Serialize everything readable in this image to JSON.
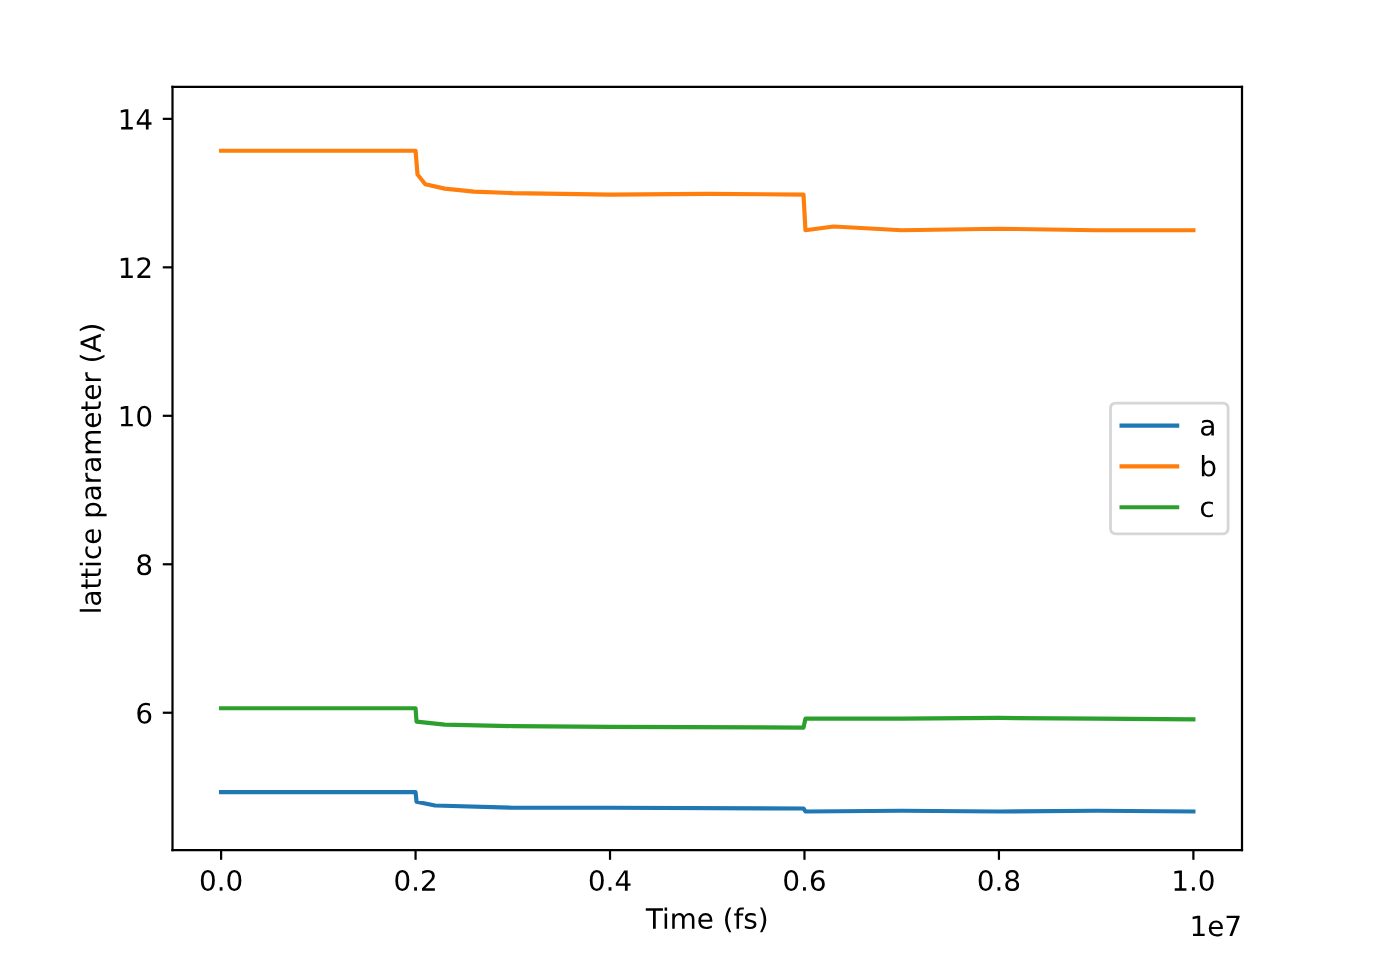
{
  "chart_data": {
    "type": "line",
    "xlabel": "Time (fs)",
    "ylabel": "lattice parameter (A)",
    "xlim": [
      -0.05,
      1.05
    ],
    "ylim": [
      4.15,
      14.43
    ],
    "xticks": [
      {
        "value": 0,
        "label": "0.0"
      },
      0.2,
      0.4,
      0.6,
      0.8,
      {
        "value": 1,
        "label": "1.0"
      }
    ],
    "yticks": [
      6,
      8,
      10,
      12,
      14
    ],
    "annotations": [
      "1e7"
    ],
    "legend": "right",
    "grid": false,
    "series": [
      {
        "name": "a",
        "color": "#1f77b4",
        "x": [
          0,
          0.2,
          0.201,
          0.22,
          0.3,
          0.4,
          0.599,
          0.601,
          0.7,
          0.8,
          0.9,
          1.0
        ],
        "values": [
          4.93,
          4.93,
          4.8,
          4.75,
          4.72,
          4.72,
          4.71,
          4.67,
          4.68,
          4.67,
          4.68,
          4.67
        ]
      },
      {
        "name": "b",
        "color": "#ff7f0e",
        "x": [
          0,
          0.2,
          0.202,
          0.21,
          0.23,
          0.26,
          0.3,
          0.4,
          0.5,
          0.599,
          0.601,
          0.63,
          0.7,
          0.8,
          0.9,
          1.0
        ],
        "values": [
          13.57,
          13.57,
          13.25,
          13.12,
          13.06,
          13.02,
          13.0,
          12.98,
          12.99,
          12.98,
          12.5,
          12.55,
          12.5,
          12.52,
          12.5,
          12.5
        ]
      },
      {
        "name": "c",
        "color": "#2ca02c",
        "x": [
          0,
          0.2,
          0.201,
          0.23,
          0.3,
          0.4,
          0.599,
          0.601,
          0.7,
          0.8,
          0.9,
          1.0
        ],
        "values": [
          6.06,
          6.06,
          5.88,
          5.84,
          5.82,
          5.81,
          5.8,
          5.92,
          5.92,
          5.93,
          5.92,
          5.91
        ]
      }
    ]
  }
}
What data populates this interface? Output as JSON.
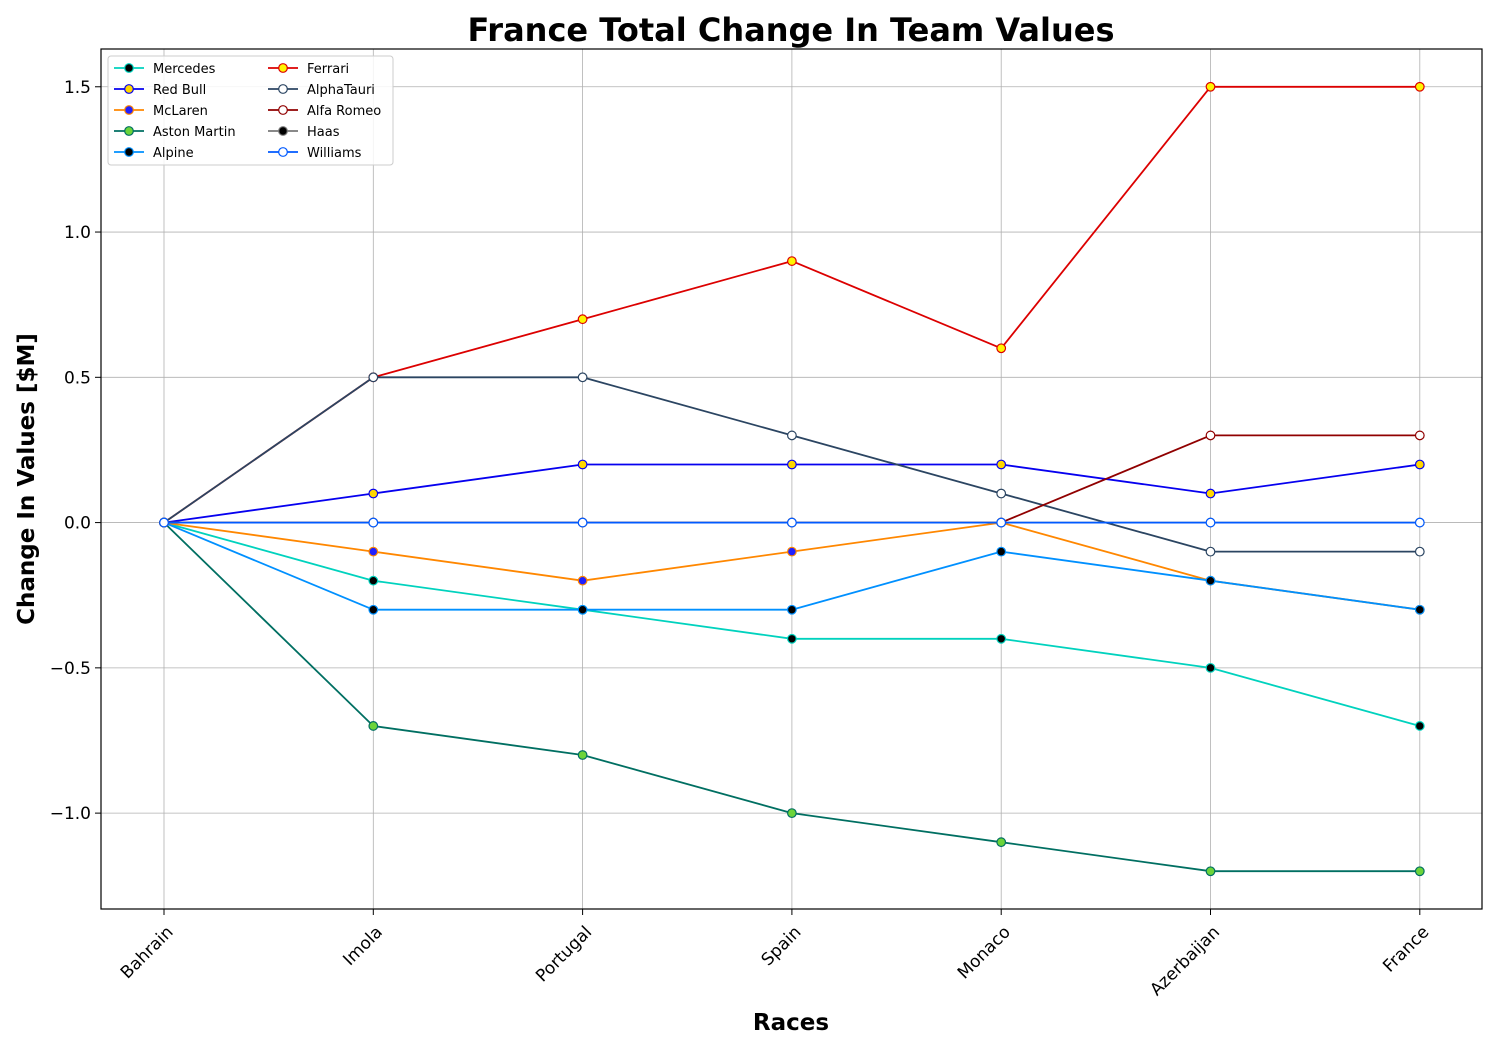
—————
--- DIRECTIONS FOR THIS TASK ---
Filter the entries above down to the lines containing the word "color".

--- EXERCISE RESULT ---
        "color": "#1f77b4",
        "color": "#ff7f0e",
        "color": "#2ca02c",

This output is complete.